======== Input for this task
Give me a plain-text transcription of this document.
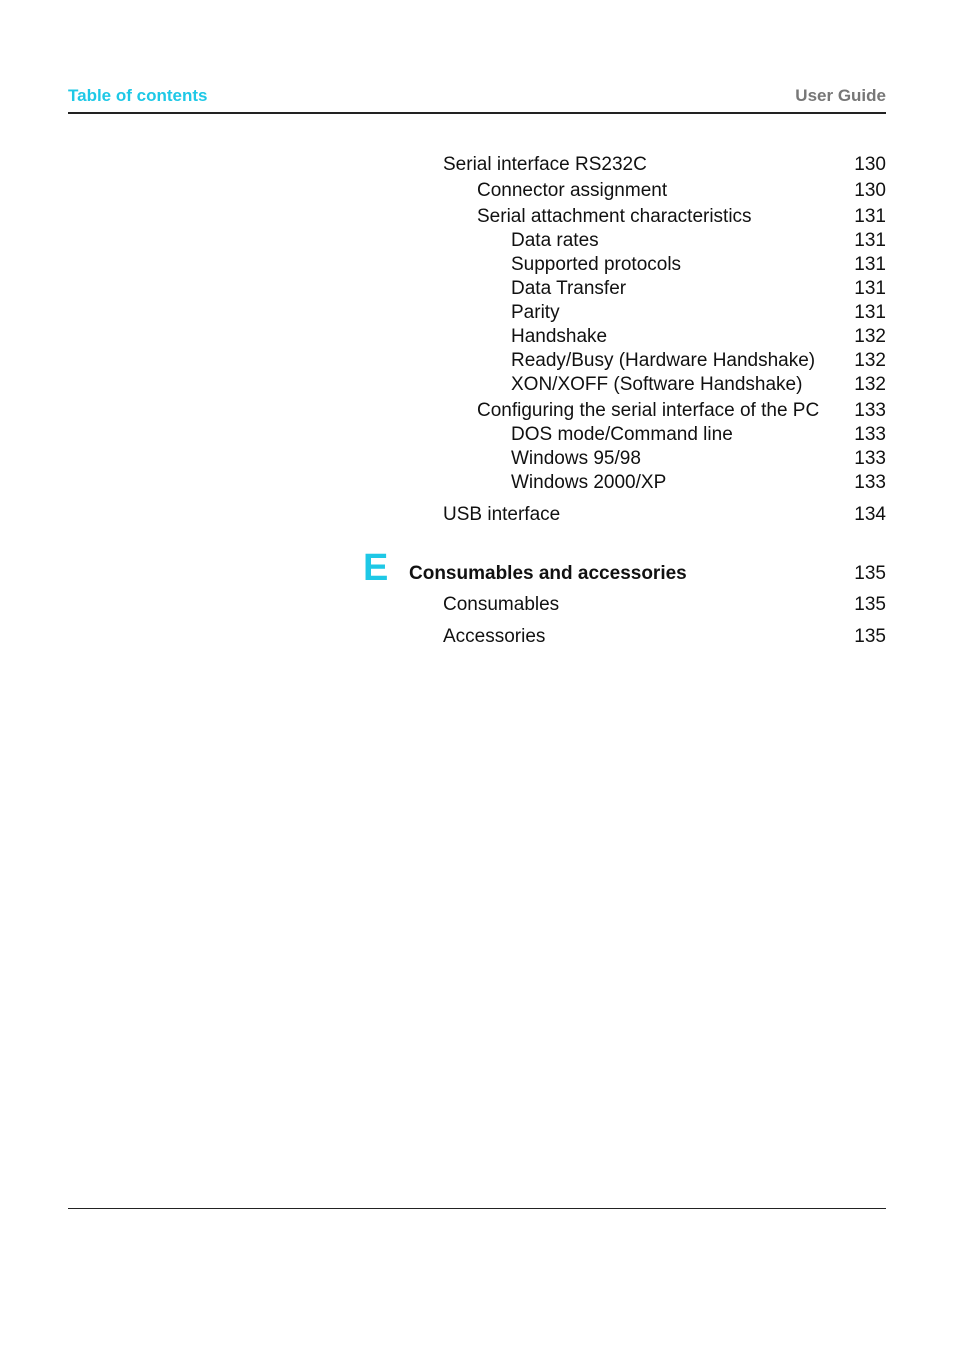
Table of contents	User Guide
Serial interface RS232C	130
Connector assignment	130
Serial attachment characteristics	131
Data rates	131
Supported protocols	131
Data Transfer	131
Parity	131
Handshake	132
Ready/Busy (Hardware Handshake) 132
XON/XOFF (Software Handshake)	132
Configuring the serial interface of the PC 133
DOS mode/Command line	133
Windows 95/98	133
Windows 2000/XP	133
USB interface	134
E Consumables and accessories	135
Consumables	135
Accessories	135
================
======== Input for this task
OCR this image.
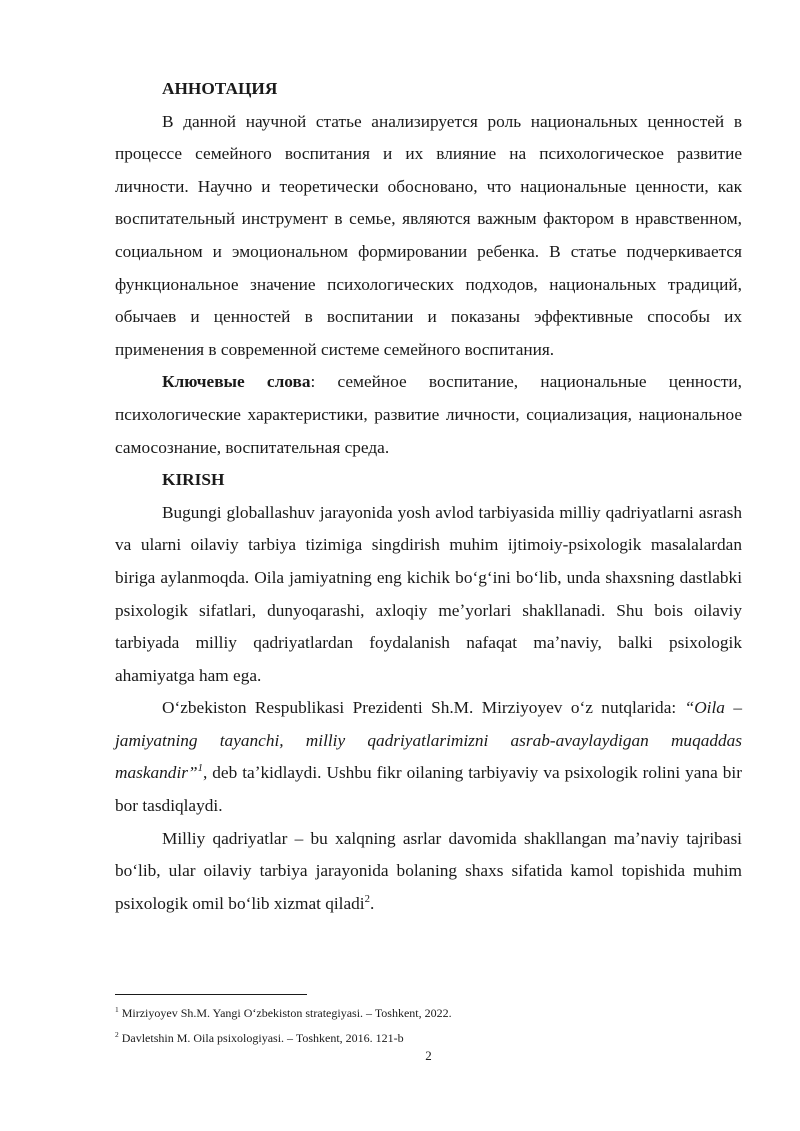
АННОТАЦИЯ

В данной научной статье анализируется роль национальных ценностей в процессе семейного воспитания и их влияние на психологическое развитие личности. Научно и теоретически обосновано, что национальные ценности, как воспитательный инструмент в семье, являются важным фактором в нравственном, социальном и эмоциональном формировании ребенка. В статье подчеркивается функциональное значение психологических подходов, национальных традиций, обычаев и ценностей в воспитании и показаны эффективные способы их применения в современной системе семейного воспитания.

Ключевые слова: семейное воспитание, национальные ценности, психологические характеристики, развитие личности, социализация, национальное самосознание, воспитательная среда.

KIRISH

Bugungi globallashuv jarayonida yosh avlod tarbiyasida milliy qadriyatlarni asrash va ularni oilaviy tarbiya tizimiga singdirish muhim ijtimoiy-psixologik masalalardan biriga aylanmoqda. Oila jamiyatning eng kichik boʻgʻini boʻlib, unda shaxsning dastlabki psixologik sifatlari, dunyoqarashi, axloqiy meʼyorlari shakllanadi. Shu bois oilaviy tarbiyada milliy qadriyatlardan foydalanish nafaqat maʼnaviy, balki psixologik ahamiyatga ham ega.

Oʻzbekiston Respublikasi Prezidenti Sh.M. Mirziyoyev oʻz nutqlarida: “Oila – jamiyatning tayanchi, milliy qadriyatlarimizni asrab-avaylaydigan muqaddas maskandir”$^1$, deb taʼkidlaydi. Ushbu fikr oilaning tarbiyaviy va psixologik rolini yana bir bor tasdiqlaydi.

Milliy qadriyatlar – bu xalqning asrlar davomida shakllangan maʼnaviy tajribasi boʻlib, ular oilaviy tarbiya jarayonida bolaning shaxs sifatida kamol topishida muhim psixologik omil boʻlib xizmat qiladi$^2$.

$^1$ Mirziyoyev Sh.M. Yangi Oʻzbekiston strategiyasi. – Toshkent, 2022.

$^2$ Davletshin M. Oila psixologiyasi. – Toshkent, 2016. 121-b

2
================
======== Input for this task
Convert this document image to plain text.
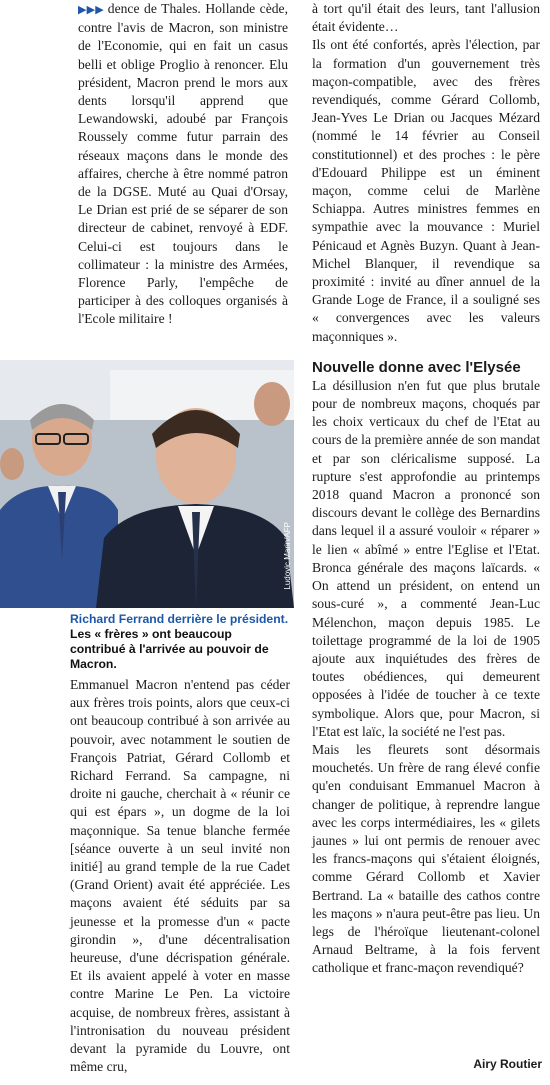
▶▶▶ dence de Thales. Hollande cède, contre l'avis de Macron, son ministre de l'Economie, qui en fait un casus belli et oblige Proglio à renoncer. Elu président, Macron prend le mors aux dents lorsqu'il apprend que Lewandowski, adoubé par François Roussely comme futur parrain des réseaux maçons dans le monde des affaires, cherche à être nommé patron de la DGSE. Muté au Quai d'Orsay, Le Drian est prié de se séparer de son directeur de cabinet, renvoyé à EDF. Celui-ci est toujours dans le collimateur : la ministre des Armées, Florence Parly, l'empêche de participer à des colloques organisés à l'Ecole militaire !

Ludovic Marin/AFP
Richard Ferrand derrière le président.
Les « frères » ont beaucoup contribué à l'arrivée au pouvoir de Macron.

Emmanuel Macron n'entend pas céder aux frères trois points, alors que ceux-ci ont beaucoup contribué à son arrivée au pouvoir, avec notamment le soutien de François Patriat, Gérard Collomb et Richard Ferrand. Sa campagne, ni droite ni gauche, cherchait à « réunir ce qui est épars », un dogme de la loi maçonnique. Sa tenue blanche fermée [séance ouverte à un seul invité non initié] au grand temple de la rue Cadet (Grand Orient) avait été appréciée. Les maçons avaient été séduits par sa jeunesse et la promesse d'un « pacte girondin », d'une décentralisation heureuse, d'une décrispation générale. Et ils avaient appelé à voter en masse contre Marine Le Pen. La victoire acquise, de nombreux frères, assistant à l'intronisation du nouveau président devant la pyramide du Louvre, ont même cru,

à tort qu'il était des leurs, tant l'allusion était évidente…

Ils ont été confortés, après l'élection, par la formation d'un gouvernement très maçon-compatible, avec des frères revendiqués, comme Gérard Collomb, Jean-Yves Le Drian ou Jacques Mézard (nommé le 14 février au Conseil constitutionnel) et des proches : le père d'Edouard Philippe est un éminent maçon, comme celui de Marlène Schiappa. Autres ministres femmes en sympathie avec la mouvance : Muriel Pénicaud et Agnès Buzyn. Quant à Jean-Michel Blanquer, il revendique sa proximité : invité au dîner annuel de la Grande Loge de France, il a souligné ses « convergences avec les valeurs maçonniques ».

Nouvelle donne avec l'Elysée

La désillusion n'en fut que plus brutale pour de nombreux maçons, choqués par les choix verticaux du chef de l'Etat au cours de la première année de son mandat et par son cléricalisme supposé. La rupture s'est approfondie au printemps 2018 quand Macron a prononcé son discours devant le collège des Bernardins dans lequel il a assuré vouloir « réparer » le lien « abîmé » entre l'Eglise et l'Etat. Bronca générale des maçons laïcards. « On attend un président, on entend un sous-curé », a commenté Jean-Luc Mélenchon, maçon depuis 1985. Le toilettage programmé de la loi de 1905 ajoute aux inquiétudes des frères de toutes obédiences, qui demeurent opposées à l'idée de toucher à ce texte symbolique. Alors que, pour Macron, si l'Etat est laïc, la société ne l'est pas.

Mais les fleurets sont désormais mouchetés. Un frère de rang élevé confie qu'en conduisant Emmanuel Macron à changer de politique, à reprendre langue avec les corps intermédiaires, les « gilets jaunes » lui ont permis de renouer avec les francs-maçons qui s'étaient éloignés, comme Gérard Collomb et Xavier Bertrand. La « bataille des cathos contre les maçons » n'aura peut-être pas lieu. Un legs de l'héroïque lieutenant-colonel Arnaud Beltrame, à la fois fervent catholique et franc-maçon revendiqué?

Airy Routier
================
◆ **What is asked**
Extract each line holding the string "muhim".

◆ **The answer**
Bugungi globallashuv jarayonida yosh avlod tarbiyasida milliy qadriyatlarni asrash va ularni oilaviy tarbiya tizimiga singdirish muhim ijtimoiy-psixologik masalalardan biriga aylanmoqda. Oila jamiyatning eng kichik boʻgʻini boʻlib, unda shaxsning dastlabki psixologik sifatlari, dunyoqarashi, axloqiy meʼyorlari shakllanadi. Shu bois oilaviy tarbiyada milliy qadriyatlardan foydalanish nafaqat maʼnaviy, balki psixologik ahamiyatga ham ega.
Milliy qadriyatlar – bu xalqning asrlar davomida shakllangan maʼnaviy tajribasi boʻlib, ular oilaviy tarbiya jarayonida bolaning shaxs sifatida kamol topishida muhim psixologik omil boʻlib xizmat qiladi$^2$.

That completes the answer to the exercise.